- [Data extract]:
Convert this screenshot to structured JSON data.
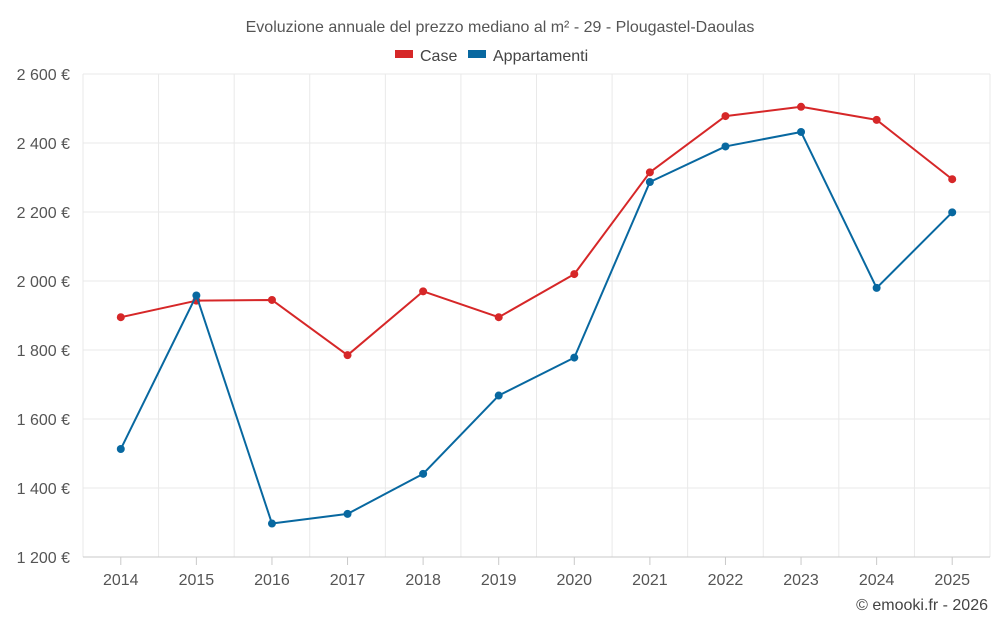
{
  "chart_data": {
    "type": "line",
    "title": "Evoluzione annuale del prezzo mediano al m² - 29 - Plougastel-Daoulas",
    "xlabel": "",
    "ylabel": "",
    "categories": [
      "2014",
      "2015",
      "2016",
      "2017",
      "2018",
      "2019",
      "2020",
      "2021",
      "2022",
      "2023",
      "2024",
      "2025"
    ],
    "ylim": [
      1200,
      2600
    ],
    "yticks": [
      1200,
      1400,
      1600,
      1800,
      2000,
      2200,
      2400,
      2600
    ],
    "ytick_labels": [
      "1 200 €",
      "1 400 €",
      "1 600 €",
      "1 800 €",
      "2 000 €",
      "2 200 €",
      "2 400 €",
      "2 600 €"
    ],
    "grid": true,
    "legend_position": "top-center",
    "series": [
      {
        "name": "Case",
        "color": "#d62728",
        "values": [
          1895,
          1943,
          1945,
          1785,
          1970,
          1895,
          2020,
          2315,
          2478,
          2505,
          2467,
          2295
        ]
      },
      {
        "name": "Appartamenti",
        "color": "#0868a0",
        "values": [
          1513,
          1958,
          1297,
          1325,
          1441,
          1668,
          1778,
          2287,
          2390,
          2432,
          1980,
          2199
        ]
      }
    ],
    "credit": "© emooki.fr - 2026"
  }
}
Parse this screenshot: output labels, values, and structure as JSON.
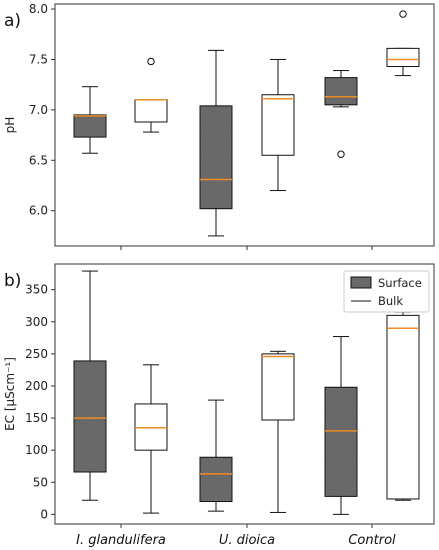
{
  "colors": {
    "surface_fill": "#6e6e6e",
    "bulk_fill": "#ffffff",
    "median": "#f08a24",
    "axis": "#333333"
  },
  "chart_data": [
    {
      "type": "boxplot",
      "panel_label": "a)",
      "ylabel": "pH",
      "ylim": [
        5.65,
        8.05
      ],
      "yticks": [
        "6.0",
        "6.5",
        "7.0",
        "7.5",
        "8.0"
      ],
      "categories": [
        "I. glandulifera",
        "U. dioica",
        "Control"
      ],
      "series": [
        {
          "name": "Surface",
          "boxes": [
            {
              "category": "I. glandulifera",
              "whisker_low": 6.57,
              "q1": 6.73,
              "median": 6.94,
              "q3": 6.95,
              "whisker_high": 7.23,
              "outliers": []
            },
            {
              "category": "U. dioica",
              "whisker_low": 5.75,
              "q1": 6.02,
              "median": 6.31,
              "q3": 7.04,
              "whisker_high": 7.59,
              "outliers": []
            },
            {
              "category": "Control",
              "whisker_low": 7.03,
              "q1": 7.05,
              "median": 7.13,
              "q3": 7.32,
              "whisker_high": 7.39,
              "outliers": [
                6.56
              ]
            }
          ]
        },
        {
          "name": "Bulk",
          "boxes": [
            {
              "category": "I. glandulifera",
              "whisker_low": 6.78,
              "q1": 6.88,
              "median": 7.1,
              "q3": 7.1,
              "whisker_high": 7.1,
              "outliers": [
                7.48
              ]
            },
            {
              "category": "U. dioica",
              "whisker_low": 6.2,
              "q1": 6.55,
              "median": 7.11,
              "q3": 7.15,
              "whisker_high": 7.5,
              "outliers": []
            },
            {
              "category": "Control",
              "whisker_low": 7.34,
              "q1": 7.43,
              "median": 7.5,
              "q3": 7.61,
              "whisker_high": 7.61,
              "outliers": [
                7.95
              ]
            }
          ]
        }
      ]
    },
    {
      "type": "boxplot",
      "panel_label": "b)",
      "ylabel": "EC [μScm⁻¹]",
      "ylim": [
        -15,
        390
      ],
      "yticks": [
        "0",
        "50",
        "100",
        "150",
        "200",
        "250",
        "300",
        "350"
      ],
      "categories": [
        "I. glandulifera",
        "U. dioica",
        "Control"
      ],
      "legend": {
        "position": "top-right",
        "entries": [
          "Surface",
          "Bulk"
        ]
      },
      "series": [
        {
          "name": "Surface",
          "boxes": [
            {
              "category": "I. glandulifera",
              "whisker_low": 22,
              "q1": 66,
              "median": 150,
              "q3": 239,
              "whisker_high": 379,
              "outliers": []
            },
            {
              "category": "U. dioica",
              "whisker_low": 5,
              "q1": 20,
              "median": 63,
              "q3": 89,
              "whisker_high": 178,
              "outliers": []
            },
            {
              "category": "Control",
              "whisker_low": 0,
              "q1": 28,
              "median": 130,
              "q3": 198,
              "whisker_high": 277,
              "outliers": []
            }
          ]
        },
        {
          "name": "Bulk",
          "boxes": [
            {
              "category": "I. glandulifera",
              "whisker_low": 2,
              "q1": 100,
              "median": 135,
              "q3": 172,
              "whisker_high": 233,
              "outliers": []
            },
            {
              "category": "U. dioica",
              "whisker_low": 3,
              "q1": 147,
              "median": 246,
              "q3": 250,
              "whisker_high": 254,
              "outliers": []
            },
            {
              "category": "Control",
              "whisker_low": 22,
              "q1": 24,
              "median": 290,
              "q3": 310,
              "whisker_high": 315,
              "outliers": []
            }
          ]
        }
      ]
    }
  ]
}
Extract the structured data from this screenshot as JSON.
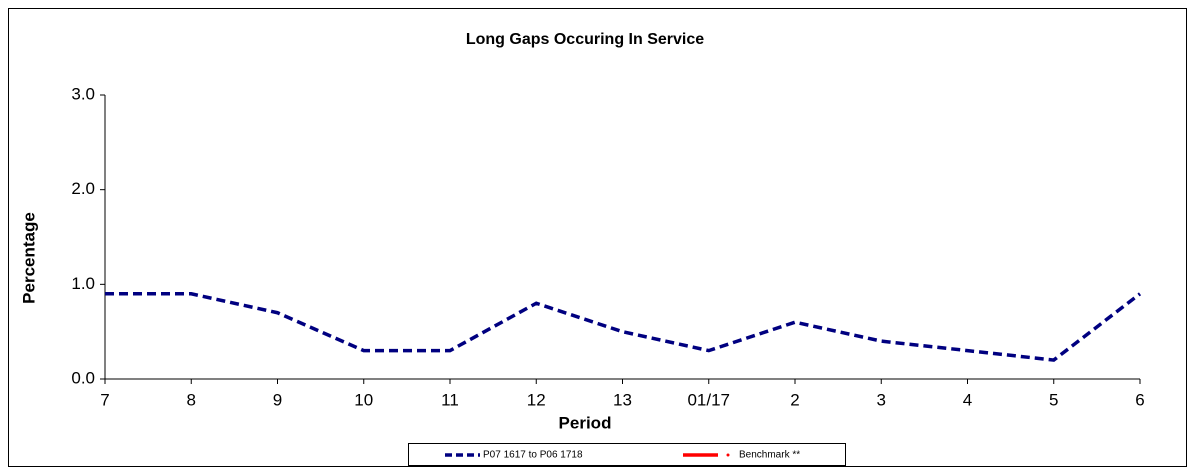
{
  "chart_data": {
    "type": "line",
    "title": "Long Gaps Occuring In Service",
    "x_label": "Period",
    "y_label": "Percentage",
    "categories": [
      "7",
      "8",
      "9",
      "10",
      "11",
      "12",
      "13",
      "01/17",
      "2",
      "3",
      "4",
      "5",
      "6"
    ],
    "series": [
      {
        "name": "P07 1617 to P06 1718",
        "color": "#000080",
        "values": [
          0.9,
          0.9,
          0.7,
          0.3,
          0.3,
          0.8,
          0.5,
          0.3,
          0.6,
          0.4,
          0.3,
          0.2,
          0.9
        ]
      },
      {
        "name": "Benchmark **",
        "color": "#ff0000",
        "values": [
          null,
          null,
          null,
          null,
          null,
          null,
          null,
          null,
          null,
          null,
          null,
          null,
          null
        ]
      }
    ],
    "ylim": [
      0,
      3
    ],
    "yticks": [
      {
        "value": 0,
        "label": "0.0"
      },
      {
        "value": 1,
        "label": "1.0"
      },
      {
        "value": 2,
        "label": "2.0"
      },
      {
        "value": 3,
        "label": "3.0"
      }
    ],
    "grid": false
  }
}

- [Task to carry out]:
Lines from the records above that hold "structured" are the ones to list.

- [Worked solution]:
Convert this screenshot to structured JSON data.
Extract the structured data from this screenshot as JSON.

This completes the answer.